[Request]:
As an exercise in exact copying, transcribe the lines below from the one holding "Transcribe this image's" through the last, with both ends included and pictures left out.

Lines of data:
════
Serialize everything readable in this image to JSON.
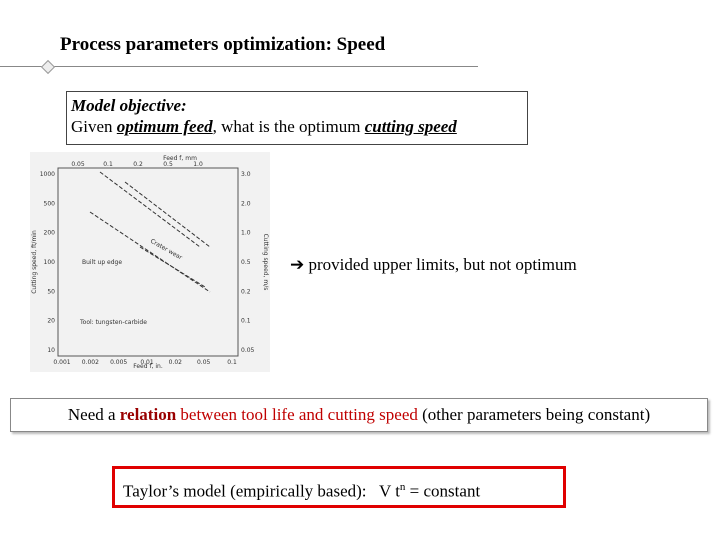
{
  "header": {
    "title": "Process parameters optimization: Speed"
  },
  "objective": {
    "label": "Model objective:",
    "segments": [
      "Given ",
      "optimum feed",
      ", what is the optimum ",
      "cutting speed"
    ]
  },
  "figure": {
    "top_title": "Feed f, mm",
    "bottom_title": "Feed f, in.",
    "left_title": "Cutting speed, ft/min",
    "right_title": "Cutting speed, m/s",
    "top_ticks": [
      "0.05",
      "0.1",
      "0.2",
      "0.5",
      "1.0"
    ],
    "bottom_ticks": [
      "0.001",
      "0.002",
      "0.005",
      "0.01",
      "0.02",
      "0.05",
      "0.1"
    ],
    "left_ticks": [
      "1000",
      "500",
      "200",
      "100",
      "50",
      "20",
      "10"
    ],
    "right_ticks": [
      "3.0",
      "2.0",
      "1.0",
      "0.5",
      "0.2",
      "0.1",
      "0.05"
    ],
    "curve_labels": [
      "Crater wear",
      "Built up edge"
    ],
    "notes": [
      "Tool: tungsten-carbide"
    ]
  },
  "remark": "provided upper limits, but not optimum",
  "need": {
    "segments": [
      "Need a ",
      "relation",
      " between tool life and cutting speed",
      " (other parameters being constant)"
    ]
  },
  "taylor": {
    "segments": [
      "Taylor’s model (empirically based):",
      "V t",
      "n",
      " =  constant"
    ]
  }
}
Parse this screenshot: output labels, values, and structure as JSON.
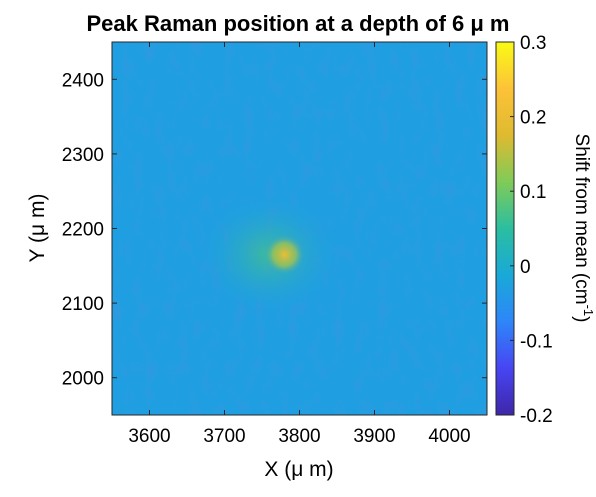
{
  "chart_data": {
    "type": "heatmap",
    "title": "Peak Raman position at a depth of 6 μ m",
    "xlabel": "X (μ m)",
    "ylabel": "Y (μ m)",
    "colorbar_label": "Shift from mean (cm",
    "colorbar_label_sup": "-1",
    "colorbar_label_end": ")",
    "xlim": [
      3550,
      4050
    ],
    "ylim": [
      1950,
      2450
    ],
    "clim": [
      -0.2,
      0.3
    ],
    "x_ticks": [
      3600,
      3700,
      3800,
      3900,
      4000
    ],
    "y_ticks": [
      2000,
      2100,
      2200,
      2300,
      2400
    ],
    "c_ticks": [
      -0.2,
      -0.1,
      0,
      0.1,
      0.2,
      0.3
    ],
    "background_value": -0.03,
    "features": [
      {
        "x": 3780,
        "y": 2165,
        "value": 0.2,
        "spread": 28
      },
      {
        "x": 3760,
        "y": 2165,
        "value": 0.07,
        "spread": 95
      }
    ],
    "colormap": [
      "#3e26a8",
      "#4745f3",
      "#2e86f9",
      "#19a9d8",
      "#2bbea0",
      "#80cb58",
      "#dfba30",
      "#fdc238",
      "#f9fb15"
    ],
    "grid": false
  }
}
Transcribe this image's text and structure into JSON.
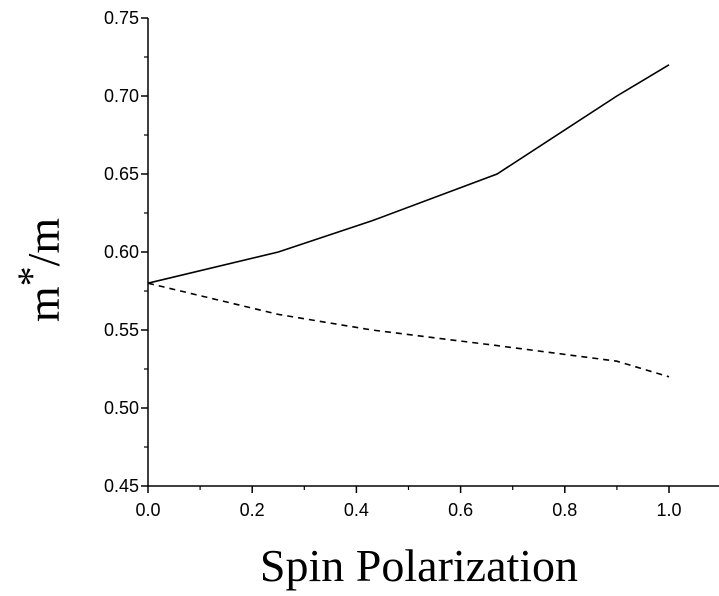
{
  "chart_data": {
    "type": "line",
    "title": "",
    "xlabel": "Spin Polarization",
    "ylabel": {
      "base": "m",
      "superscript": "*",
      "suffix": "/m"
    },
    "xlim": [
      0.0,
      1.0
    ],
    "ylim": [
      0.45,
      0.75
    ],
    "x_ticks": [
      "0.0",
      "0.2",
      "0.4",
      "0.6",
      "0.8",
      "1.0"
    ],
    "y_ticks": [
      "0.45",
      "0.50",
      "0.55",
      "0.60",
      "0.65",
      "0.70",
      "0.75"
    ],
    "grid": false,
    "legend": "none",
    "series": [
      {
        "style": "solid",
        "color": "#000000",
        "x": [
          0.0,
          0.25,
          0.43,
          0.67,
          0.9,
          1.0
        ],
        "y": [
          0.58,
          0.6,
          0.62,
          0.65,
          0.7,
          0.72
        ]
      },
      {
        "style": "dashed",
        "color": "#000000",
        "x": [
          0.0,
          0.25,
          0.43,
          0.67,
          0.9,
          1.0
        ],
        "y": [
          0.58,
          0.56,
          0.55,
          0.54,
          0.53,
          0.52
        ]
      }
    ]
  }
}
════
[Output for this task]:
Transcribe this image's text and structure into JSON.
{
  "chart_data": {
    "type": "line",
    "title": "",
    "xlabel": "Spin Polarization",
    "ylabel": {
      "base": "m",
      "superscript": "*",
      "suffix": "/m"
    },
    "xlim": [
      0.0,
      1.0
    ],
    "ylim": [
      0.45,
      0.75
    ],
    "x_ticks": [
      "0.0",
      "0.2",
      "0.4",
      "0.6",
      "0.8",
      "1.0"
    ],
    "y_ticks": [
      "0.45",
      "0.50",
      "0.55",
      "0.60",
      "0.65",
      "0.70",
      "0.75"
    ],
    "grid": false,
    "legend": "none",
    "series": [
      {
        "style": "solid",
        "color": "#000000",
        "x": [
          0.0,
          0.25,
          0.43,
          0.67,
          0.9,
          1.0
        ],
        "y": [
          0.58,
          0.6,
          0.62,
          0.65,
          0.7,
          0.72
        ]
      },
      {
        "style": "dashed",
        "color": "#000000",
        "x": [
          0.0,
          0.25,
          0.43,
          0.67,
          0.9,
          1.0
        ],
        "y": [
          0.58,
          0.56,
          0.55,
          0.54,
          0.53,
          0.52
        ]
      }
    ]
  }
}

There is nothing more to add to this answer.